• _OBJECTIVE_
Return each line containing "color".

• _MATERIAL FOR THIS TASK_

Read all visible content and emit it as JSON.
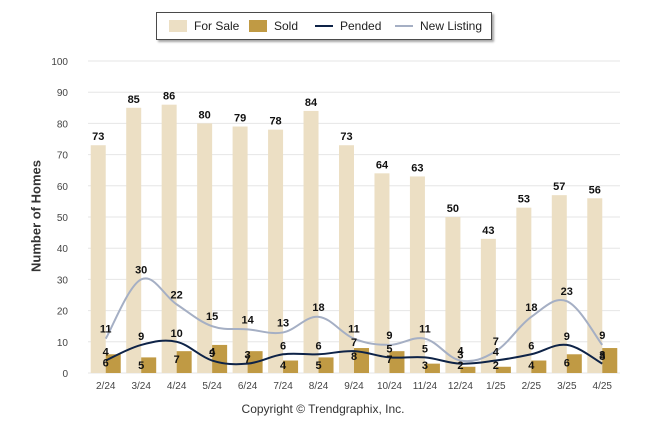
{
  "chart_data": {
    "type": "bar",
    "categories": [
      "2/24",
      "3/24",
      "4/24",
      "5/24",
      "6/24",
      "7/24",
      "8/24",
      "9/24",
      "10/24",
      "11/24",
      "12/24",
      "1/25",
      "2/25",
      "3/25",
      "4/25"
    ],
    "series": [
      {
        "name": "For Sale",
        "kind": "bar",
        "color": "#ecdfc4",
        "values": [
          73,
          85,
          86,
          80,
          79,
          78,
          84,
          73,
          64,
          63,
          50,
          43,
          53,
          57,
          56
        ]
      },
      {
        "name": "Sold",
        "kind": "bar",
        "color": "#c09a44",
        "values": [
          6,
          5,
          7,
          9,
          7,
          4,
          5,
          8,
          7,
          3,
          2,
          2,
          4,
          6,
          8
        ]
      },
      {
        "name": "Pended",
        "kind": "line",
        "color": "#0e2347",
        "values": [
          4,
          9,
          10,
          4,
          3,
          6,
          6,
          7,
          5,
          5,
          3,
          4,
          6,
          9,
          3
        ]
      },
      {
        "name": "New Listing",
        "kind": "line",
        "color": "#a5afc4",
        "values": [
          11,
          30,
          22,
          15,
          14,
          13,
          18,
          11,
          9,
          11,
          4,
          7,
          18,
          23,
          9
        ]
      }
    ],
    "ylabel": "Number of Homes",
    "xlabel": "",
    "ylim": [
      0,
      100
    ],
    "yticks": [
      0,
      10,
      20,
      30,
      40,
      50,
      60,
      70,
      80,
      90,
      100
    ],
    "grid": true,
    "legend_position": "top-center"
  },
  "copyright": "Copyright © Trendgraphix, Inc."
}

• _RESPONSE TO THIS EXERCISE_
        "color": "#ecdfc4",
        "color": "#c09a44",
        "color": "#0e2347",
        "color": "#a5afc4",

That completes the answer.